## Directions
Read the entries below and pull out each line with the string "BINANCE".

>> begin

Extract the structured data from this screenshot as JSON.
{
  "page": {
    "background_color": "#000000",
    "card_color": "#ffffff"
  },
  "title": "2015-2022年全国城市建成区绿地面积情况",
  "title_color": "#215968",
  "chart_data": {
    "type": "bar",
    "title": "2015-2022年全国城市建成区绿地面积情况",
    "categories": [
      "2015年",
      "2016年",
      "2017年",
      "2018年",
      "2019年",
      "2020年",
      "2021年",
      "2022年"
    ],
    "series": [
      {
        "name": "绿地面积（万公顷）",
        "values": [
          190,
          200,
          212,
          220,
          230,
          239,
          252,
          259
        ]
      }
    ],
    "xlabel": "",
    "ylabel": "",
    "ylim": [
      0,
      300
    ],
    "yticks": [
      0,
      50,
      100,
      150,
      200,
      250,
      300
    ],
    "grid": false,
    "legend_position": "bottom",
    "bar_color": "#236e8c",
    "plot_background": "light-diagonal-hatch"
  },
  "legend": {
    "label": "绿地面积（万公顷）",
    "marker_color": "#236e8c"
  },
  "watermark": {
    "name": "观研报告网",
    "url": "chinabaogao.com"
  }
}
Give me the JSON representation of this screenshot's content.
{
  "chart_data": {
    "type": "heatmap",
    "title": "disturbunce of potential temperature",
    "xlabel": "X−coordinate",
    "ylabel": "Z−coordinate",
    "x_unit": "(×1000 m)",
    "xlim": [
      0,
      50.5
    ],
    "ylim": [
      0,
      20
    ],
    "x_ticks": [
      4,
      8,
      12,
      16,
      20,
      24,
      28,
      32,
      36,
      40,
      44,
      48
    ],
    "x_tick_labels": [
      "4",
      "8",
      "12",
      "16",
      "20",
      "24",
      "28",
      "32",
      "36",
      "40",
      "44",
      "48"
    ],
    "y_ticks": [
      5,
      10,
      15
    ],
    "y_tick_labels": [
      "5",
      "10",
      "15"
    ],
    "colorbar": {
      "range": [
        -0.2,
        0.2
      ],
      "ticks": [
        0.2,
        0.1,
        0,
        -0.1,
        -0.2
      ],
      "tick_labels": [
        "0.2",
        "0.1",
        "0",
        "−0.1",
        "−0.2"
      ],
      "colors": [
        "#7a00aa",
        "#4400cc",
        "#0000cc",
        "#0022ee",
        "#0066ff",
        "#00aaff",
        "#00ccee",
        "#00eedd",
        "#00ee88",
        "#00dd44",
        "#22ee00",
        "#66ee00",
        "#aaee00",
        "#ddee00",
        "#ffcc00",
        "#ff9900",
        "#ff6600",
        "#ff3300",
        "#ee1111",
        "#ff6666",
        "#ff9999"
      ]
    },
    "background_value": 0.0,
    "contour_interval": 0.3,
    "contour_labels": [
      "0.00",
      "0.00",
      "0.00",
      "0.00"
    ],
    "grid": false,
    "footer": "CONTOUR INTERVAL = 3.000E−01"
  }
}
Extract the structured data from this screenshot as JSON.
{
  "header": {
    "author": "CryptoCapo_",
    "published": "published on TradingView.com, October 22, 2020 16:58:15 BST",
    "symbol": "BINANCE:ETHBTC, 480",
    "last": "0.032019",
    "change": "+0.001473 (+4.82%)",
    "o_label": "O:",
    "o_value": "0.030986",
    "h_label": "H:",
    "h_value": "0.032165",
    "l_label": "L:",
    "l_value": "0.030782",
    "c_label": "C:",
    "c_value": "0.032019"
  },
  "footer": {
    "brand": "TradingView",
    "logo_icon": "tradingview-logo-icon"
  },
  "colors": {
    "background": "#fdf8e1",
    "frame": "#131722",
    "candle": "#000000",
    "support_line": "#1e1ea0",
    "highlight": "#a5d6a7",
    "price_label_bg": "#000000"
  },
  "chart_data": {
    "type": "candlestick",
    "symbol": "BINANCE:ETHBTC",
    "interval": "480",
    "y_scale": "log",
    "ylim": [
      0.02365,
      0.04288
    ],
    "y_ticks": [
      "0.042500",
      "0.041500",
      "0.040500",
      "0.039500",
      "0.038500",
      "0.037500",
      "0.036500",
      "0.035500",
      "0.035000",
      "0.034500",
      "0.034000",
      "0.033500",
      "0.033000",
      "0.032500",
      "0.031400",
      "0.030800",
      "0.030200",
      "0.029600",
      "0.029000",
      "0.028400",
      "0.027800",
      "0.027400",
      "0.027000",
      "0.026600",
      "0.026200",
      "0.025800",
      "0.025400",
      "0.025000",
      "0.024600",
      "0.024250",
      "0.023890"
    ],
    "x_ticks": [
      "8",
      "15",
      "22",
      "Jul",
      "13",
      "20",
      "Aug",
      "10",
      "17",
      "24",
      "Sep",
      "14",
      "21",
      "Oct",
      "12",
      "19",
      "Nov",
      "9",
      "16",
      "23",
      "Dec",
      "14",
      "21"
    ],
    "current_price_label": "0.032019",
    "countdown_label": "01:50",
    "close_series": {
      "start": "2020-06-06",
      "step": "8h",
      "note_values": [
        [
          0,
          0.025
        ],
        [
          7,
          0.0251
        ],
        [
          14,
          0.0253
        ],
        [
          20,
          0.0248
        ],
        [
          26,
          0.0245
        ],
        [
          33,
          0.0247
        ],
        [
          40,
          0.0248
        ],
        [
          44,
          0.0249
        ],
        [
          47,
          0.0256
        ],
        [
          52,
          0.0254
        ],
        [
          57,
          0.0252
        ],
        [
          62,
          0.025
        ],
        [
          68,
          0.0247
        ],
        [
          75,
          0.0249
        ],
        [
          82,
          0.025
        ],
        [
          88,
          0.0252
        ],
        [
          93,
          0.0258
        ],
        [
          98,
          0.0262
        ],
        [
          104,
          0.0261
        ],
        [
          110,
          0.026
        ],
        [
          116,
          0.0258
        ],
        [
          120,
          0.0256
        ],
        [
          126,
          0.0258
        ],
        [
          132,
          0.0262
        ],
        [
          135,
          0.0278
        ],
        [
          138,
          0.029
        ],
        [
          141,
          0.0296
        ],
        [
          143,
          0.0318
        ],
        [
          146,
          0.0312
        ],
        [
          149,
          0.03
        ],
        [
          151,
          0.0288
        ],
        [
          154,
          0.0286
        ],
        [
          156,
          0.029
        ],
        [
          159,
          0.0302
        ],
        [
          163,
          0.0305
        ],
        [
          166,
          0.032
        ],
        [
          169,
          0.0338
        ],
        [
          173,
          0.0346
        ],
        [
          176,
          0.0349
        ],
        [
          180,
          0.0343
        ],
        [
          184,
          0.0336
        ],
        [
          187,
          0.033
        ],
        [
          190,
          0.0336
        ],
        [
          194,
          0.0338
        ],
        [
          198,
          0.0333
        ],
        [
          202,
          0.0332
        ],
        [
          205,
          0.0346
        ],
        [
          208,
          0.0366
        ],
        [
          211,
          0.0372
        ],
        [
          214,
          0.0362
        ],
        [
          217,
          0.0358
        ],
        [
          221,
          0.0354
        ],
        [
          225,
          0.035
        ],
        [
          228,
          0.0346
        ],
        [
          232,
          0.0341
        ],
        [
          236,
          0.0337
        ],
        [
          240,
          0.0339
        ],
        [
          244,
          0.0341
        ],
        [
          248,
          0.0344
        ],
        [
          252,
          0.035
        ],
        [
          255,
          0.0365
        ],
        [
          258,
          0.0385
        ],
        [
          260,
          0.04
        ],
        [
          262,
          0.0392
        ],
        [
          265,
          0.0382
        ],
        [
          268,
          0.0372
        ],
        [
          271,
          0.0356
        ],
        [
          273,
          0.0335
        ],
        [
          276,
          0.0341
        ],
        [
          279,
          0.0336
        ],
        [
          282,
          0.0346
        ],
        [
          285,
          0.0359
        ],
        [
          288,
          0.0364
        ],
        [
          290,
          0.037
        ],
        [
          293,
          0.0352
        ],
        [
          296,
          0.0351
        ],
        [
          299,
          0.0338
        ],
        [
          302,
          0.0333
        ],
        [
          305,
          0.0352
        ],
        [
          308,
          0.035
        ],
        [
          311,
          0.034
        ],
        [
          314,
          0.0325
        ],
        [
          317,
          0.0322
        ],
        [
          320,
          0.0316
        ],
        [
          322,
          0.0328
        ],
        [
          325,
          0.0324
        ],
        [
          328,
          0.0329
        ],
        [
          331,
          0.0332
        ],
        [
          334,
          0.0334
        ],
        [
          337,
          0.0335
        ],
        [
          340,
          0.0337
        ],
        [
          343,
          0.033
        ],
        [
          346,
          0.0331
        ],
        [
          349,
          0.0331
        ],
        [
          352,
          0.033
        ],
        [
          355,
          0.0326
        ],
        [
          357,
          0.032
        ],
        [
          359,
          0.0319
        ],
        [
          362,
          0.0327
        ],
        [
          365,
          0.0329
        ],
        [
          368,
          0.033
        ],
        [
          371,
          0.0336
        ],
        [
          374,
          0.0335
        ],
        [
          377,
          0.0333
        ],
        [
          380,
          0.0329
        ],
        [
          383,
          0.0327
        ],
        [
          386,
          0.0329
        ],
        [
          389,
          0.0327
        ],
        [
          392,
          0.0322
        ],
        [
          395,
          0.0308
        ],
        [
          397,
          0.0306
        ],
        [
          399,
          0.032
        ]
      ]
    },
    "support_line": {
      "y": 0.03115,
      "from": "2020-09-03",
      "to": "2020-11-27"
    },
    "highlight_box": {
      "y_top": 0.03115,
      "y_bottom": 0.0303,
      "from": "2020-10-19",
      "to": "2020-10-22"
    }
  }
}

>> end

## Final result
    "symbol": "BINANCE:ETHBTC, 480",
    "symbol": "BINANCE:ETHBTC",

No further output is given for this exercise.